> SOURCE EXCERPT:
──────
Re: [PATCH RFC 00/10] btrfs: new performance-based chunk allocation using device roles

[Anand Jain <anand.jain@oracle.com>]

Thanks for the detailed proposal, more below..

On 22/5/25 12:07, Zygo Blaxell wrote:
> On Tue, May 13, 2025 at 02:07:06AM +0800, Anand Jain wrote:
>> In host hardware, devices can have different speeds. Generally, faster
>> devices come with lesser capacity while slower devices come with larger
>> capacity. A typical configuration would expect that:
>>
>>   - A filesystem's read/write performance is evenly distributed on average
>>   across the entire filesystem. This is not achievable with the current
>>   allocation method because chunks are allocated based only on device free
>>   space.
>>
>>   - Typically, faster devices are assigned to metadata chunk allocations
>>   while slower devices are assigned to data chunk allocations.
>>
>> Introducing Device Roles:
>>
>>   Here I define 5 device roles in a specific order for metadata and in the
>>   reverse order for data: metadata_only, metadata, none, data, data_only.
>>   One or more devices may have the same role.
>>
>>   The metadata and data roles indicate preference but not exclusivity for
>>   that role, whereas data_only and metadata_only are exclusive roles.
> 
> Using role-based names like these presents three problems:
> 
> 1. **Stripe incompatibility** -- These roles imply a hierarchy that breaks
> in some multi-device arrays. e.g. with 5 devices of equal size and mixed
> roles ("data_only" vs "data"), it's impossible to form a 5-device-wide
> data chunk.
> 
Thanks for the feedback.

Details about the current proposal are here:

[1] https://asj.github.io/chunk-alloc-enhancement.html

Some allocation modes aren't compatible with certain block group
profiles. We'll need to check this at mkfs time and fail the command if
the number of devices is below the minimum required.

The role hierarchy (exclusive-> none-> non-exclusive) only applies when
there are more devices than required for a given block group profile and
the allocator has a choice of which devices to use.

The use case for non-exclusive roles with striped profiles isn't very
practical, but the design allows for future extensions if needed.

> 2. **Poor extensibility** -- The role system doesn't scale when
> introducing additional allocation types. Any new category (e.g. PPL or
> journal) would require duplicating preference permutations like "data,
> then journal, then metadata" vs "journal, then data, then metadata",
> resulting in combinatorial explosion.

Special devices like journal or write-cache are different; they are
separate from the data and metadata storage devices. We will still hit
ENOSPC even if the journal device is empty.

That said, it is still possible to specify write-cache as a role. For
example:

	mkfs.btrfs /dev/sdx:write-cache ...

I'm not sure I understood what you meant by "not extensible"?

Also, allocation modes (for example, FREE_SPACE, ROLE, LINEAR,
ROUND_ROBIN) are designed to be composable as needed.

If roles do not cover a specific use case, the existing alloc_priority
(1 to 255) and alloc_mode can be extended to support new logic.

Note: LINEAR and ROUND_ROBIN are not implemented yet.

> 3. **Misleading terminology** -- The name "none" is used in a misleading
> way.  That name should be reserved for the case that prohibits all new
> chunk allocations--a critical use case for array reshaping. A clearer
> term would be "default," but the scheme would be even clearer if all
> the legacy role names were discarded.
> 

Got it, I'll rename none to default.
──────
> TO DO:
**1)** Reproduce the btrfs thread word for word, starting at "[1] https://asj.github.io/chunk-alloc-enhancement.html" and running up to and including "extensions if needed.".
**2)** For each statement, say whether the btrfs thread supports it, and quote the deciding words: (a) LINEAR and ROUND_ROBIN are already implemented; (b) the data_only and metadata_only roles are exclusive; (c) the role named "none" will be renamed to "default".
**3)** Write the next part of the btrfs thread, picking up after its final sentence.

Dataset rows
──────
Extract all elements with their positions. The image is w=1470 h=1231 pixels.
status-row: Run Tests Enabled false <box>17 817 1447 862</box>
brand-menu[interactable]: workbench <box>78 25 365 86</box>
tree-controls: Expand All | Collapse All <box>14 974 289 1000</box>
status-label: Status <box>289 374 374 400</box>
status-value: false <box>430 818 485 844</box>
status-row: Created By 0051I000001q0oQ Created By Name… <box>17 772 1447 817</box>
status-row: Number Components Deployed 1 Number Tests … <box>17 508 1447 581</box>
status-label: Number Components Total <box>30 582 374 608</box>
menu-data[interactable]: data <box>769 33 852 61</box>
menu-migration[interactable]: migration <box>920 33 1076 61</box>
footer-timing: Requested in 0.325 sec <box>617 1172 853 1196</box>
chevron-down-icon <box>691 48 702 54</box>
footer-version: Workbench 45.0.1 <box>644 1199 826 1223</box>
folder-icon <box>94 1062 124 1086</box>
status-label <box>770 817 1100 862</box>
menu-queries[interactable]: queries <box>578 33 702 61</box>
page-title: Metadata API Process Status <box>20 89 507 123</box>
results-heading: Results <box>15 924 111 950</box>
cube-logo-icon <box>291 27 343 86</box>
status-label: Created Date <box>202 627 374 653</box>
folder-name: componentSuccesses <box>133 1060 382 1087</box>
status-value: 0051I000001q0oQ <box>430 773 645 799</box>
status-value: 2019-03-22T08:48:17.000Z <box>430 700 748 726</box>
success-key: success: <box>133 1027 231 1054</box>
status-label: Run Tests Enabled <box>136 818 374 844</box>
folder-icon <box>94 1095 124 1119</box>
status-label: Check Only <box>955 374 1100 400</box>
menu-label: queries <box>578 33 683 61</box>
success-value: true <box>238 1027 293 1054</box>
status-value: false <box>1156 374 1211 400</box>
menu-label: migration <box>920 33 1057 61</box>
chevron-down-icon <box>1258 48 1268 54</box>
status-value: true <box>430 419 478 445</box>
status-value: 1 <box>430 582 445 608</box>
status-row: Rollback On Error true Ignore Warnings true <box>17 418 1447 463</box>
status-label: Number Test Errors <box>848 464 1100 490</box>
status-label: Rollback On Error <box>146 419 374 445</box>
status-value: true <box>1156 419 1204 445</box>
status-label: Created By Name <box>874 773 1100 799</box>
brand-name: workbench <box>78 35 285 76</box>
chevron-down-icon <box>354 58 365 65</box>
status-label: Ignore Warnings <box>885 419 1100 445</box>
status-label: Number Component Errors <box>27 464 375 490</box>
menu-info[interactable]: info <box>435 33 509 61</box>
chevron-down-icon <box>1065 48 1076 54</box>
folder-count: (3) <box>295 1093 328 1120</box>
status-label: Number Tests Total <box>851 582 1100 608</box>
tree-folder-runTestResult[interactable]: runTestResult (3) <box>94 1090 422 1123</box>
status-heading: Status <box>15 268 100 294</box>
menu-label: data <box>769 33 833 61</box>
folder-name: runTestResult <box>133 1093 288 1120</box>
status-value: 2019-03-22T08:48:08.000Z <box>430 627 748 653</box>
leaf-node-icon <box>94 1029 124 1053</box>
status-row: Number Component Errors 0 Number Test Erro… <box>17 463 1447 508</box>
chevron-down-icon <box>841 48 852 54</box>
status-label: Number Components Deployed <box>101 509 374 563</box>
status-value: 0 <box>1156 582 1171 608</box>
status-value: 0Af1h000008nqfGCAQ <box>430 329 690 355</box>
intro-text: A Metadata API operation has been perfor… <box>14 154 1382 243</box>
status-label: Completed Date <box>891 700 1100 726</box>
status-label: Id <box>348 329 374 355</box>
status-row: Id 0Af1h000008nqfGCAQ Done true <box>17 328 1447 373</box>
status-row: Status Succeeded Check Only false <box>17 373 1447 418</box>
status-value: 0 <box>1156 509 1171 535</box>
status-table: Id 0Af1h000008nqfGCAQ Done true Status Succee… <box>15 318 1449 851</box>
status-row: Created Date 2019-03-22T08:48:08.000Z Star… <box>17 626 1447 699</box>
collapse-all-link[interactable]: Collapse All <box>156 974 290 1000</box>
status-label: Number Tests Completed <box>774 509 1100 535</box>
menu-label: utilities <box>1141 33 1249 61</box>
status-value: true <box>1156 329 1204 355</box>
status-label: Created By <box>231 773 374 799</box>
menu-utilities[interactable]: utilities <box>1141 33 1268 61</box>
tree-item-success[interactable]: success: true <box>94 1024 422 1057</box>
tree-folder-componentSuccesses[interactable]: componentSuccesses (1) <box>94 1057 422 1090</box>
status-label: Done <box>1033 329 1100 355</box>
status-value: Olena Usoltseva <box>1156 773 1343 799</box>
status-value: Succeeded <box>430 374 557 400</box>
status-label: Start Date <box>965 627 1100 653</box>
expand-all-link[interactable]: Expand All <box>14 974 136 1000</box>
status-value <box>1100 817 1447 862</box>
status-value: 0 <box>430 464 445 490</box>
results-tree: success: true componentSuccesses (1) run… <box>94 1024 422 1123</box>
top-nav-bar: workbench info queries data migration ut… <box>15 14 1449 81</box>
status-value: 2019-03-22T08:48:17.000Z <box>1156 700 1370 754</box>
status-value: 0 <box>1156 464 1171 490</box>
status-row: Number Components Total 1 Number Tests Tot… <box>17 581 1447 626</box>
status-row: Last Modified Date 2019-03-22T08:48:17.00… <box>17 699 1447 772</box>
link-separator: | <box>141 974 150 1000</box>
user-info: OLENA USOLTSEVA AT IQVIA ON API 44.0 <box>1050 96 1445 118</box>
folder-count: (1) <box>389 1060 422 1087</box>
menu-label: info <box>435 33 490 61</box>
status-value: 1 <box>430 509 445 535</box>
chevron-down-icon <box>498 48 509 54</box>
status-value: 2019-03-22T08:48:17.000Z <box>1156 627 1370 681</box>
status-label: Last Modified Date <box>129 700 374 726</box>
──────
> RESULTS IN ORDER:
**1)**
[1] https://asj.github.io/chunk-alloc-enhancement.html

Some allocation modes aren't compatible with certain block group
profiles. We'll need to check this at mkfs time and fail the command if
the number of devices is below the minimum required.

The role hierarchy (exclusive-> none-> non-exclusive) only applies when
there are more devices than required for a given block group profile and
the allocator has a choice of which devices to use.

The use case for non-exclusive roles with striped profiles isn't very
practical, but the design allows for future extensions if needed.

**2)**
(a) No: "Note: LINEAR and ROUND_ROBIN are not implemented yet."
(b) Yes: "whereas data_only and metadata_only are exclusive roles."
(c) Yes: "Got it, I'll rename none to default."

**3)**
"None" is internal to the kernel and means no particular role
preference. It currently falls into the middle tier (41 to 80) of
alloc_priority, but we could adjust that to something more meaningful if
needed.

> I suggest replacing roles with a pair of orthogonal properties per device
> for each allocation type:
> 
> * Per-type tier level -- A simple u8 tier number that expresses allocation
> preference. Allocators attempt to satisfy allocation using devices at
> the lowest available tier, expanding the set to higher tiers as needed
> until the minimum number of devices is reached.

This is the same as alloc_priority stored in dev_item::type:8.

> * Per-type enable bit -- Indicates whether the device allows allocations
> of that type at all. This can be stored explicitly, or encoded using a
> reserved tier value (e.g. 0xFF = disabled).

The device type can refer to a special device (like write-cache) or a
regular data/metadata device. Within a data/metadata device, the role,
whether for data or metadata, can still be represented using the current
*_only, *, or default/any roles. So this approach remains compatible.

> Encoding this way makes "0" a reasonable default value for each field.
> 
> Then you get all of the required combinations, e.g.
> 

Added below the current proposal.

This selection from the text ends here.